* [What the task requires] In the copy, keep every record exact and leave out all images.

* [The input]
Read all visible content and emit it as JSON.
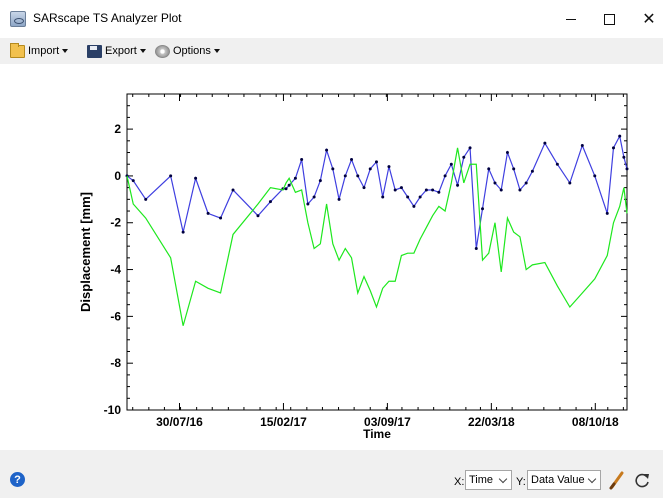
{
  "window": {
    "title": "SARscape TS Analyzer Plot",
    "app_icon": "sarscape-app-icon",
    "controls": [
      "minimize",
      "maximize",
      "close"
    ]
  },
  "toolbar": {
    "import_label": "Import",
    "export_label": "Export",
    "options_label": "Options"
  },
  "statusbar": {
    "x_label": "X:",
    "x_value": "Time",
    "y_label": "Y:",
    "y_value": "Data Value"
  },
  "colors": {
    "series_blue": "#3f3fe0",
    "series_green": "#1ee81e",
    "marker": "#000040"
  },
  "chart_data": {
    "type": "line",
    "xlabel": "Time",
    "ylabel": "Displacement [mm]",
    "x_ticks": [
      "30/07/16",
      "15/02/17",
      "03/09/17",
      "22/03/18",
      "08/10/18"
    ],
    "y_ticks": [
      2,
      0,
      -2,
      -4,
      -6,
      -8,
      -10
    ],
    "xlim": [
      "2016-04-20",
      "2018-12-08"
    ],
    "ylim": [
      -10,
      3.5
    ],
    "grid": false,
    "series": [
      {
        "color": "blue",
        "x": [
          "2016-04-20",
          "2016-05-02",
          "2016-05-26",
          "2016-07-13",
          "2016-08-06",
          "2016-08-30",
          "2016-09-23",
          "2016-10-17",
          "2016-11-10",
          "2016-12-28",
          "2017-01-21",
          "2017-02-14",
          "2017-02-20",
          "2017-02-26",
          "2017-03-10",
          "2017-03-22",
          "2017-04-03",
          "2017-04-15",
          "2017-04-27",
          "2017-05-09",
          "2017-05-21",
          "2017-06-02",
          "2017-06-14",
          "2017-06-26",
          "2017-07-08",
          "2017-07-20",
          "2017-08-01",
          "2017-08-13",
          "2017-08-25",
          "2017-09-06",
          "2017-09-18",
          "2017-09-30",
          "2017-10-12",
          "2017-10-24",
          "2017-11-05",
          "2017-11-17",
          "2017-11-29",
          "2017-12-11",
          "2017-12-23",
          "2018-01-04",
          "2018-01-16",
          "2018-01-28",
          "2018-02-09",
          "2018-02-21",
          "2018-03-05",
          "2018-03-17",
          "2018-03-29",
          "2018-04-10",
          "2018-04-22",
          "2018-05-04",
          "2018-05-16",
          "2018-05-28",
          "2018-06-09",
          "2018-07-03",
          "2018-07-27",
          "2018-08-20",
          "2018-09-13",
          "2018-10-07",
          "2018-10-31",
          "2018-11-12",
          "2018-11-24",
          "2018-12-02",
          "2018-12-08"
        ],
        "values": [
          0.0,
          -0.2,
          -1.0,
          0.0,
          -2.4,
          -0.1,
          -1.6,
          -1.8,
          -0.6,
          -1.7,
          -1.1,
          -0.55,
          -0.55,
          -0.4,
          -0.1,
          0.7,
          -1.2,
          -0.9,
          -0.2,
          1.1,
          0.3,
          -1.0,
          0.0,
          0.7,
          0.0,
          -0.5,
          0.3,
          0.6,
          -0.9,
          0.4,
          -0.6,
          -0.5,
          -0.9,
          -1.3,
          -0.9,
          -0.6,
          -0.6,
          -0.7,
          0.0,
          0.5,
          -0.4,
          0.8,
          1.2,
          -3.1,
          -1.4,
          0.3,
          -0.3,
          -0.6,
          1.0,
          0.3,
          -0.6,
          -0.3,
          0.2,
          1.4,
          0.5,
          -0.3,
          1.3,
          0.0,
          -1.6,
          1.2,
          1.7,
          0.8,
          0.3
        ]
      },
      {
        "color": "green",
        "x": [
          "2016-04-20",
          "2016-05-02",
          "2016-05-26",
          "2016-07-13",
          "2016-08-06",
          "2016-08-30",
          "2016-09-23",
          "2016-10-17",
          "2016-11-10",
          "2016-12-28",
          "2017-01-21",
          "2017-02-14",
          "2017-02-20",
          "2017-02-26",
          "2017-03-10",
          "2017-03-22",
          "2017-04-03",
          "2017-04-15",
          "2017-04-27",
          "2017-05-09",
          "2017-05-21",
          "2017-06-02",
          "2017-06-14",
          "2017-06-26",
          "2017-07-08",
          "2017-07-20",
          "2017-08-01",
          "2017-08-13",
          "2017-08-25",
          "2017-09-06",
          "2017-09-18",
          "2017-09-30",
          "2017-10-12",
          "2017-10-24",
          "2017-11-05",
          "2017-11-17",
          "2017-11-29",
          "2017-12-11",
          "2017-12-23",
          "2018-01-04",
          "2018-01-16",
          "2018-01-28",
          "2018-02-09",
          "2018-02-21",
          "2018-03-05",
          "2018-03-17",
          "2018-03-29",
          "2018-04-10",
          "2018-04-22",
          "2018-05-04",
          "2018-05-16",
          "2018-05-28",
          "2018-06-09",
          "2018-07-03",
          "2018-07-27",
          "2018-08-20",
          "2018-09-13",
          "2018-10-07",
          "2018-10-31",
          "2018-11-12",
          "2018-11-24",
          "2018-12-02",
          "2018-12-08"
        ],
        "values": [
          0.0,
          -1.2,
          -1.8,
          -3.5,
          -6.4,
          -4.5,
          -4.8,
          -5.0,
          -2.5,
          -1.2,
          -0.5,
          -0.6,
          -0.3,
          -0.1,
          -0.7,
          -0.6,
          -2.0,
          -3.1,
          -2.9,
          -1.2,
          -2.9,
          -3.6,
          -3.1,
          -3.5,
          -5.0,
          -4.3,
          -4.9,
          -5.6,
          -4.8,
          -4.5,
          -4.5,
          -3.4,
          -3.3,
          -3.3,
          -2.7,
          -2.2,
          -1.7,
          -1.3,
          -1.5,
          -0.3,
          1.2,
          -0.3,
          0.5,
          0.5,
          -3.6,
          -3.3,
          -2.0,
          -4.1,
          -1.8,
          -2.4,
          -2.6,
          -4.0,
          -3.8,
          -3.7,
          -4.7,
          -5.6,
          -5.0,
          -4.4,
          -3.4,
          -2.0,
          -1.3,
          -0.5,
          -1.6
        ]
      }
    ]
  }
}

* [Exercise output]
Read all visible content and emit it as JSON.
{
  "window": {
    "title": "SARscape TS Analyzer Plot",
    "app_icon": "sarscape-app-icon",
    "controls": [
      "minimize",
      "maximize",
      "close"
    ]
  },
  "toolbar": {
    "import_label": "Import",
    "export_label": "Export",
    "options_label": "Options"
  },
  "statusbar": {
    "x_label": "X:",
    "x_value": "Time",
    "y_label": "Y:",
    "y_value": "Data Value"
  },
  "colors": {
    "series_blue": "#3f3fe0",
    "series_green": "#1ee81e",
    "marker": "#000040"
  },
  "chart_data": {
    "type": "line",
    "xlabel": "Time",
    "ylabel": "Displacement [mm]",
    "x_ticks": [
      "30/07/16",
      "15/02/17",
      "03/09/17",
      "22/03/18",
      "08/10/18"
    ],
    "y_ticks": [
      2,
      0,
      -2,
      -4,
      -6,
      -8,
      -10
    ],
    "xlim": [
      "2016-04-20",
      "2018-12-08"
    ],
    "ylim": [
      -10,
      3.5
    ],
    "grid": false,
    "series": [
      {
        "color": "blue",
        "x": [
          "2016-04-20",
          "2016-05-02",
          "2016-05-26",
          "2016-07-13",
          "2016-08-06",
          "2016-08-30",
          "2016-09-23",
          "2016-10-17",
          "2016-11-10",
          "2016-12-28",
          "2017-01-21",
          "2017-02-14",
          "2017-02-20",
          "2017-02-26",
          "2017-03-10",
          "2017-03-22",
          "2017-04-03",
          "2017-04-15",
          "2017-04-27",
          "2017-05-09",
          "2017-05-21",
          "2017-06-02",
          "2017-06-14",
          "2017-06-26",
          "2017-07-08",
          "2017-07-20",
          "2017-08-01",
          "2017-08-13",
          "2017-08-25",
          "2017-09-06",
          "2017-09-18",
          "2017-09-30",
          "2017-10-12",
          "2017-10-24",
          "2017-11-05",
          "2017-11-17",
          "2017-11-29",
          "2017-12-11",
          "2017-12-23",
          "2018-01-04",
          "2018-01-16",
          "2018-01-28",
          "2018-02-09",
          "2018-02-21",
          "2018-03-05",
          "2018-03-17",
          "2018-03-29",
          "2018-04-10",
          "2018-04-22",
          "2018-05-04",
          "2018-05-16",
          "2018-05-28",
          "2018-06-09",
          "2018-07-03",
          "2018-07-27",
          "2018-08-20",
          "2018-09-13",
          "2018-10-07",
          "2018-10-31",
          "2018-11-12",
          "2018-11-24",
          "2018-12-02",
          "2018-12-08"
        ],
        "values": [
          0.0,
          -0.2,
          -1.0,
          0.0,
          -2.4,
          -0.1,
          -1.6,
          -1.8,
          -0.6,
          -1.7,
          -1.1,
          -0.55,
          -0.55,
          -0.4,
          -0.1,
          0.7,
          -1.2,
          -0.9,
          -0.2,
          1.1,
          0.3,
          -1.0,
          0.0,
          0.7,
          0.0,
          -0.5,
          0.3,
          0.6,
          -0.9,
          0.4,
          -0.6,
          -0.5,
          -0.9,
          -1.3,
          -0.9,
          -0.6,
          -0.6,
          -0.7,
          0.0,
          0.5,
          -0.4,
          0.8,
          1.2,
          -3.1,
          -1.4,
          0.3,
          -0.3,
          -0.6,
          1.0,
          0.3,
          -0.6,
          -0.3,
          0.2,
          1.4,
          0.5,
          -0.3,
          1.3,
          0.0,
          -1.6,
          1.2,
          1.7,
          0.8,
          0.3
        ]
      },
      {
        "color": "green",
        "x": [
          "2016-04-20",
          "2016-05-02",
          "2016-05-26",
          "2016-07-13",
          "2016-08-06",
          "2016-08-30",
          "2016-09-23",
          "2016-10-17",
          "2016-11-10",
          "2016-12-28",
          "2017-01-21",
          "2017-02-14",
          "2017-02-20",
          "2017-02-26",
          "2017-03-10",
          "2017-03-22",
          "2017-04-03",
          "2017-04-15",
          "2017-04-27",
          "2017-05-09",
          "2017-05-21",
          "2017-06-02",
          "2017-06-14",
          "2017-06-26",
          "2017-07-08",
          "2017-07-20",
          "2017-08-01",
          "2017-08-13",
          "2017-08-25",
          "2017-09-06",
          "2017-09-18",
          "2017-09-30",
          "2017-10-12",
          "2017-10-24",
          "2017-11-05",
          "2017-11-17",
          "2017-11-29",
          "2017-12-11",
          "2017-12-23",
          "2018-01-04",
          "2018-01-16",
          "2018-01-28",
          "2018-02-09",
          "2018-02-21",
          "2018-03-05",
          "2018-03-17",
          "2018-03-29",
          "2018-04-10",
          "2018-04-22",
          "2018-05-04",
          "2018-05-16",
          "2018-05-28",
          "2018-06-09",
          "2018-07-03",
          "2018-07-27",
          "2018-08-20",
          "2018-09-13",
          "2018-10-07",
          "2018-10-31",
          "2018-11-12",
          "2018-11-24",
          "2018-12-02",
          "2018-12-08"
        ],
        "values": [
          0.0,
          -1.2,
          -1.8,
          -3.5,
          -6.4,
          -4.5,
          -4.8,
          -5.0,
          -2.5,
          -1.2,
          -0.5,
          -0.6,
          -0.3,
          -0.1,
          -0.7,
          -0.6,
          -2.0,
          -3.1,
          -2.9,
          -1.2,
          -2.9,
          -3.6,
          -3.1,
          -3.5,
          -5.0,
          -4.3,
          -4.9,
          -5.6,
          -4.8,
          -4.5,
          -4.5,
          -3.4,
          -3.3,
          -3.3,
          -2.7,
          -2.2,
          -1.7,
          -1.3,
          -1.5,
          -0.3,
          1.2,
          -0.3,
          0.5,
          0.5,
          -3.6,
          -3.3,
          -2.0,
          -4.1,
          -1.8,
          -2.4,
          -2.6,
          -4.0,
          -3.8,
          -3.7,
          -4.7,
          -5.6,
          -5.0,
          -4.4,
          -3.4,
          -2.0,
          -1.3,
          -0.5,
          -1.6
        ]
      }
    ]
  }
}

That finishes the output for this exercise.